__Information provided__:
-=-=-=-=-

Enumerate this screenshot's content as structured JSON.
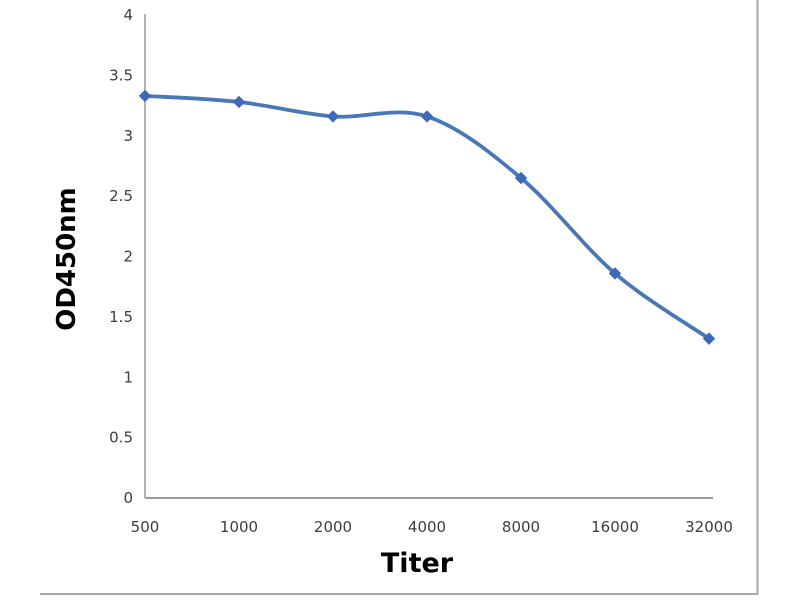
{
  "chart_data": {
    "type": "line",
    "title": "",
    "xlabel": "Titer",
    "ylabel": "OD450nm",
    "categories": [
      "500",
      "1000",
      "2000",
      "4000",
      "8000",
      "16000",
      "32000"
    ],
    "series": [
      {
        "name": "OD450nm",
        "values": [
          3.33,
          3.28,
          3.16,
          3.16,
          2.65,
          1.86,
          1.32
        ]
      }
    ],
    "ylim": [
      0,
      4
    ],
    "ytick_step": 0.5,
    "y_tick_labels": [
      "0",
      "0.5",
      "1",
      "1.5",
      "2",
      "2.5",
      "3",
      "3.5",
      "4"
    ],
    "grid": false,
    "legend_position": "none",
    "line_smooth": true,
    "marker_shape": "diamond",
    "colors": {
      "line": "#4a77b5",
      "marker": "#3f69b8",
      "axis": "#9b9b9b",
      "tick_text": "#3d3d3d",
      "axis_title_text": "#000000",
      "frame_border": "#a8a8a8",
      "background": "#ffffff"
    }
  }
}
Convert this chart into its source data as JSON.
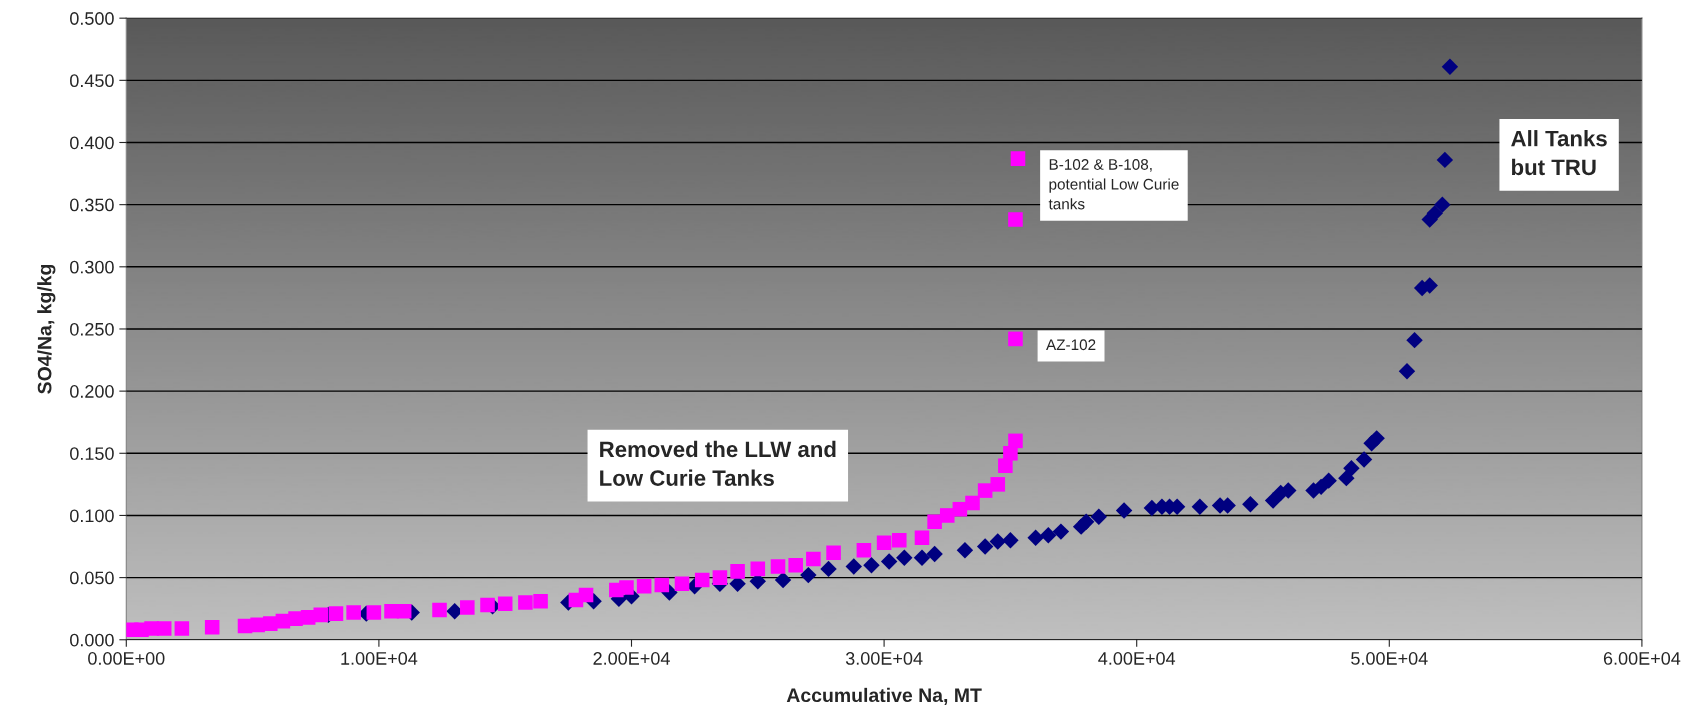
{
  "chart_data": {
    "type": "scatter",
    "xlabel": "Accumulative Na, MT",
    "ylabel": "SO4/Na, kg/kg",
    "xlim": [
      0,
      60000
    ],
    "ylim": [
      0,
      0.5
    ],
    "xticks": [
      {
        "value": 0,
        "label": "0.00E+00"
      },
      {
        "value": 10000,
        "label": "1.00E+04"
      },
      {
        "value": 20000,
        "label": "2.00E+04"
      },
      {
        "value": 30000,
        "label": "3.00E+04"
      },
      {
        "value": 40000,
        "label": "4.00E+04"
      },
      {
        "value": 50000,
        "label": "5.00E+04"
      },
      {
        "value": 60000,
        "label": "6.00E+04"
      }
    ],
    "yticks": [
      {
        "value": 0,
        "label": "0.000"
      },
      {
        "value": 0.05,
        "label": "0.050"
      },
      {
        "value": 0.1,
        "label": "0.100"
      },
      {
        "value": 0.15,
        "label": "0.150"
      },
      {
        "value": 0.2,
        "label": "0.200"
      },
      {
        "value": 0.25,
        "label": "0.250"
      },
      {
        "value": 0.3,
        "label": "0.300"
      },
      {
        "value": 0.35,
        "label": "0.350"
      },
      {
        "value": 0.4,
        "label": "0.400"
      },
      {
        "value": 0.45,
        "label": "0.450"
      },
      {
        "value": 0.5,
        "label": "0.500"
      }
    ],
    "grid": "y",
    "legend": false,
    "series": [
      {
        "name": "All Tanks\nbut TRU",
        "color": "#000080",
        "marker": "diamond",
        "x": [
          8000,
          9500,
          11300,
          13000,
          14500,
          17500,
          18500,
          19500,
          20000,
          21500,
          22500,
          23500,
          24200,
          25000,
          26000,
          27000,
          27800,
          28800,
          29500,
          30200,
          30800,
          31500,
          32000,
          33200,
          34000,
          34500,
          35000,
          36000,
          36500,
          37000,
          37800,
          38000,
          38500,
          39500,
          40600,
          41000,
          41300,
          41600,
          42500,
          43300,
          43600,
          44500,
          45400,
          45700,
          46000,
          47000,
          47300,
          47600,
          48300,
          48500,
          49000,
          49300,
          49500,
          50700,
          51000,
          51300,
          51600,
          51600,
          51800,
          52100,
          52200,
          52400
        ],
        "values": [
          0.02,
          0.021,
          0.022,
          0.023,
          0.027,
          0.03,
          0.031,
          0.033,
          0.035,
          0.038,
          0.043,
          0.045,
          0.045,
          0.047,
          0.048,
          0.052,
          0.057,
          0.059,
          0.06,
          0.063,
          0.066,
          0.066,
          0.069,
          0.072,
          0.075,
          0.079,
          0.08,
          0.082,
          0.084,
          0.087,
          0.091,
          0.095,
          0.099,
          0.104,
          0.106,
          0.107,
          0.107,
          0.107,
          0.107,
          0.108,
          0.108,
          0.109,
          0.112,
          0.118,
          0.12,
          0.12,
          0.123,
          0.128,
          0.13,
          0.138,
          0.145,
          0.158,
          0.162,
          0.216,
          0.241,
          0.283,
          0.285,
          0.338,
          0.343,
          0.35,
          0.386,
          0.461
        ]
      },
      {
        "name": "Removed the LLW and\nLow Curie Tanks",
        "color": "#ff00ff",
        "marker": "square",
        "x": [
          200,
          600,
          1000,
          1500,
          2200,
          3400,
          4700,
          5200,
          5700,
          6200,
          6700,
          7200,
          7700,
          8300,
          9000,
          9800,
          10500,
          11000,
          12400,
          13500,
          14300,
          15000,
          15800,
          16400,
          17800,
          18200,
          19400,
          19800,
          20500,
          21200,
          22000,
          22800,
          23500,
          24200,
          25000,
          25800,
          26500,
          27200,
          28000,
          29200,
          30000,
          30600,
          31500,
          32000,
          32500,
          33000,
          33500,
          34000,
          34500,
          34800,
          35000,
          35200,
          35200,
          35200,
          35300
        ],
        "values": [
          0.008,
          0.008,
          0.009,
          0.009,
          0.009,
          0.01,
          0.011,
          0.012,
          0.013,
          0.015,
          0.017,
          0.018,
          0.02,
          0.021,
          0.022,
          0.022,
          0.023,
          0.023,
          0.024,
          0.026,
          0.028,
          0.029,
          0.03,
          0.031,
          0.032,
          0.036,
          0.04,
          0.042,
          0.043,
          0.044,
          0.045,
          0.048,
          0.05,
          0.055,
          0.057,
          0.059,
          0.06,
          0.065,
          0.07,
          0.072,
          0.078,
          0.08,
          0.082,
          0.095,
          0.1,
          0.105,
          0.11,
          0.12,
          0.125,
          0.14,
          0.15,
          0.16,
          0.242,
          0.338,
          0.387
        ]
      }
    ],
    "annotations": [
      {
        "text": "B-102 & B-108,\npotential Low Curie\ntanks",
        "x": 35300,
        "y": 0.387
      },
      {
        "text": "AZ-102",
        "x": 35200,
        "y": 0.242
      }
    ]
  }
}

-=-=-=-=-

All of the data needs repeating exactly, but the pictures do not.

__Problem solution__:
Enumerate this screenshot's content as structured JSON.
{
  "chart_data": {
    "type": "line",
    "title": "",
    "xlabel": "Titer",
    "ylabel": "OD450nm",
    "categories": [
      "500",
      "1000",
      "2000",
      "4000",
      "8000",
      "16000",
      "32000"
    ],
    "series": [
      {
        "name": "OD450nm",
        "values": [
          3.33,
          3.28,
          3.16,
          3.16,
          2.65,
          1.86,
          1.32
        ]
      }
    ],
    "ylim": [
      0,
      4
    ],
    "ytick_step": 0.5,
    "y_tick_labels": [
      "0",
      "0.5",
      "1",
      "1.5",
      "2",
      "2.5",
      "3",
      "3.5",
      "4"
    ],
    "grid": false,
    "legend_position": "none",
    "line_smooth": true,
    "marker_shape": "diamond",
    "colors": {
      "line": "#4a77b5",
      "marker": "#3f69b8",
      "axis": "#9b9b9b",
      "tick_text": "#3d3d3d",
      "axis_title_text": "#000000",
      "frame_border": "#a8a8a8",
      "background": "#ffffff"
    }
  }
}
Convert this chart into its source data as JSON.
{
  "chart_data": {
    "type": "scatter",
    "xlabel": "Accumulative Na, MT",
    "ylabel": "SO4/Na, kg/kg",
    "xlim": [
      0,
      60000
    ],
    "ylim": [
      0,
      0.5
    ],
    "xticks": [
      {
        "value": 0,
        "label": "0.00E+00"
      },
      {
        "value": 10000,
        "label": "1.00E+04"
      },
      {
        "value": 20000,
        "label": "2.00E+04"
      },
      {
        "value": 30000,
        "label": "3.00E+04"
      },
      {
        "value": 40000,
        "label": "4.00E+04"
      },
      {
        "value": 50000,
        "label": "5.00E+04"
      },
      {
        "value": 60000,
        "label": "6.00E+04"
      }
    ],
    "yticks": [
      {
        "value": 0,
        "label": "0.000"
      },
      {
        "value": 0.05,
        "label": "0.050"
      },
      {
        "value": 0.1,
        "label": "0.100"
      },
      {
        "value": 0.15,
        "label": "0.150"
      },
      {
        "value": 0.2,
        "label": "0.200"
      },
      {
        "value": 0.25,
        "label": "0.250"
      },
      {
        "value": 0.3,
        "label": "0.300"
      },
      {
        "value": 0.35,
        "label": "0.350"
      },
      {
        "value": 0.4,
        "label": "0.400"
      },
      {
        "value": 0.45,
        "label": "0.450"
      },
      {
        "value": 0.5,
        "label": "0.500"
      }
    ],
    "grid": "y",
    "legend": false,
    "series": [
      {
        "name": "All Tanks\nbut TRU",
        "color": "#000080",
        "marker": "diamond",
        "x": [
          8000,
          9500,
          11300,
          13000,
          14500,
          17500,
          18500,
          19500,
          20000,
          21500,
          22500,
          23500,
          24200,
          25000,
          26000,
          27000,
          27800,
          28800,
          29500,
          30200,
          30800,
          31500,
          32000,
          33200,
          34000,
          34500,
          35000,
          36000,
          36500,
          37000,
          37800,
          38000,
          38500,
          39500,
          40600,
          41000,
          41300,
          41600,
          42500,
          43300,
          43600,
          44500,
          45400,
          45700,
          46000,
          47000,
          47300,
          47600,
          48300,
          48500,
          49000,
          49300,
          49500,
          50700,
          51000,
          51300,
          51600,
          51600,
          51800,
          52100,
          52200,
          52400
        ],
        "values": [
          0.02,
          0.021,
          0.022,
          0.023,
          0.027,
          0.03,
          0.031,
          0.033,
          0.035,
          0.038,
          0.043,
          0.045,
          0.045,
          0.047,
          0.048,
          0.052,
          0.057,
          0.059,
          0.06,
          0.063,
          0.066,
          0.066,
          0.069,
          0.072,
          0.075,
          0.079,
          0.08,
          0.082,
          0.084,
          0.087,
          0.091,
          0.095,
          0.099,
          0.104,
          0.106,
          0.107,
          0.107,
          0.107,
          0.107,
          0.108,
          0.108,
          0.109,
          0.112,
          0.118,
          0.12,
          0.12,
          0.123,
          0.128,
          0.13,
          0.138,
          0.145,
          0.158,
          0.162,
          0.216,
          0.241,
          0.283,
          0.285,
          0.338,
          0.343,
          0.35,
          0.386,
          0.461
        ]
      },
      {
        "name": "Removed the LLW and\nLow Curie Tanks",
        "color": "#ff00ff",
        "marker": "square",
        "x": [
          200,
          600,
          1000,
          1500,
          2200,
          3400,
          4700,
          5200,
          5700,
          6200,
          6700,
          7200,
          7700,
          8300,
          9000,
          9800,
          10500,
          11000,
          12400,
          13500,
          14300,
          15000,
          15800,
          16400,
          17800,
          18200,
          19400,
          19800,
          20500,
          21200,
          22000,
          22800,
          23500,
          24200,
          25000,
          25800,
          26500,
          27200,
          28000,
          29200,
          30000,
          30600,
          31500,
          32000,
          32500,
          33000,
          33500,
          34000,
          34500,
          34800,
          35000,
          35200,
          35200,
          35200,
          35300
        ],
        "values": [
          0.008,
          0.008,
          0.009,
          0.009,
          0.009,
          0.01,
          0.011,
          0.012,
          0.013,
          0.015,
          0.017,
          0.018,
          0.02,
          0.021,
          0.022,
          0.022,
          0.023,
          0.023,
          0.024,
          0.026,
          0.028,
          0.029,
          0.03,
          0.031,
          0.032,
          0.036,
          0.04,
          0.042,
          0.043,
          0.044,
          0.045,
          0.048,
          0.05,
          0.055,
          0.057,
          0.059,
          0.06,
          0.065,
          0.07,
          0.072,
          0.078,
          0.08,
          0.082,
          0.095,
          0.1,
          0.105,
          0.11,
          0.12,
          0.125,
          0.14,
          0.15,
          0.16,
          0.242,
          0.338,
          0.387
        ]
      }
    ],
    "annotations": [
      {
        "text": "B-102 & B-108,\npotential Low Curie\ntanks",
        "x": 35300,
        "y": 0.387
      },
      {
        "text": "AZ-102",
        "x": 35200,
        "y": 0.242
      }
    ]
  }
}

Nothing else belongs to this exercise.